__Problem to solve__. Retype each entry below, keeping every character the same.

--- BEGIN Data supplied ---

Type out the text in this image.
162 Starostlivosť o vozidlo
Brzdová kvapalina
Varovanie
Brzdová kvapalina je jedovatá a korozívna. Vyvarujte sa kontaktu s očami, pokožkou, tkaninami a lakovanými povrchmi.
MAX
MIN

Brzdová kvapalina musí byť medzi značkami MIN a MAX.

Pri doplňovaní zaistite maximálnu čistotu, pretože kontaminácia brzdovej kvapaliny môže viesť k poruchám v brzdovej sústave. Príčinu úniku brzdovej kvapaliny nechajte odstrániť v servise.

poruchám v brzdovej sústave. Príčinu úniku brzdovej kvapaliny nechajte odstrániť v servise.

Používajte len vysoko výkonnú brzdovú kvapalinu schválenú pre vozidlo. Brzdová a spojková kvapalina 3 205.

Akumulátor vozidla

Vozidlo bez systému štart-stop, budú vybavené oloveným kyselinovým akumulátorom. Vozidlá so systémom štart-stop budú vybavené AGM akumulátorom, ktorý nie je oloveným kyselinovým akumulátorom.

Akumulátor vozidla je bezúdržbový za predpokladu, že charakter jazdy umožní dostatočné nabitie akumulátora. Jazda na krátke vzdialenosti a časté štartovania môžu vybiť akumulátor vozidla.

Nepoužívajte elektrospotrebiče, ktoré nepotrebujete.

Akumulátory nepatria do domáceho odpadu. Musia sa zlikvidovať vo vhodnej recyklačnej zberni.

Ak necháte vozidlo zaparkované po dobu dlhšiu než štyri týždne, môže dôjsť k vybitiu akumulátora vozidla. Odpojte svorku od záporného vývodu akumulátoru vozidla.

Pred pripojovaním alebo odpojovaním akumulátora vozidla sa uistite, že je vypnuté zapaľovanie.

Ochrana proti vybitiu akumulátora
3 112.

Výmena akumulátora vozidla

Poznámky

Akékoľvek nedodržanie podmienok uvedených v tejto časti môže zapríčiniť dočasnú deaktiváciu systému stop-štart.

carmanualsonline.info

--- END Data supplied ---

__Exercise output__.
Type out the text in this image.
162 Starostlivosť o vozidlo
Brzdová kvapalina
Varovanie
Brzdová kvapalina je jedovatá a korozívna. Vyvarujte sa kontaktu s očami, pokožkou, tkaninami a lakovanými povrchmi.
MAX
MIN

Brzdová kvapalina musí byť medzi značkami MIN a MAX.

Pri doplňovaní zaistite maximálnu čistotu, pretože kontaminácia brzdovej kvapaliny môže viesť k poruchám v brzdovej sústave. Príčinu úniku brzdovej kvapaliny nechajte odstrániť v servise.

poruchám v brzdovej sústave. Príčinu úniku brzdovej kvapaliny nechajte odstrániť v servise.

Používajte len vysoko výkonnú brzdovú kvapalinu schválenú pre vozidlo. Brzdová a spojková kvapalina 3 205.

Akumulátor vozidla

Vozidlo bez systému štart-stop, budú vybavené oloveným kyselinovým akumulátorom. Vozidlá so systémom štart-stop budú vybavené AGM akumulátorom, ktorý nie je oloveným kyselinovým akumulátorom.

Akumulátor vozidla je bezúdržbový za predpokladu, že charakter jazdy umožní dostatočné nabitie akumulátora. Jazda na krátke vzdialenosti a časté štartovania môžu vybiť akumulátor vozidla.

Nepoužívajte elektrospotrebiče, ktoré nepotrebujete.

Akumulátory nepatria do domáceho odpadu. Musia sa zlikvidovať vo vhodnej recyklačnej zberni.

Ak necháte vozidlo zaparkované po dobu dlhšiu než štyri týždne, môže dôjsť k vybitiu akumulátora vozidla. Odpojte svorku od záporného vývodu akumulátoru vozidla.

Pred pripojovaním alebo odpojovaním akumulátora vozidla sa uistite, že je vypnuté zapaľovanie.

Ochrana proti vybitiu akumulátora
3 112.

Výmena akumulátora vozidla

Poznámky

Akékoľvek nedodržanie podmienok uvedených v tejto časti môže zapríčiniť dočasnú deaktiváciu systému stop-štart.

carmanualsonline.info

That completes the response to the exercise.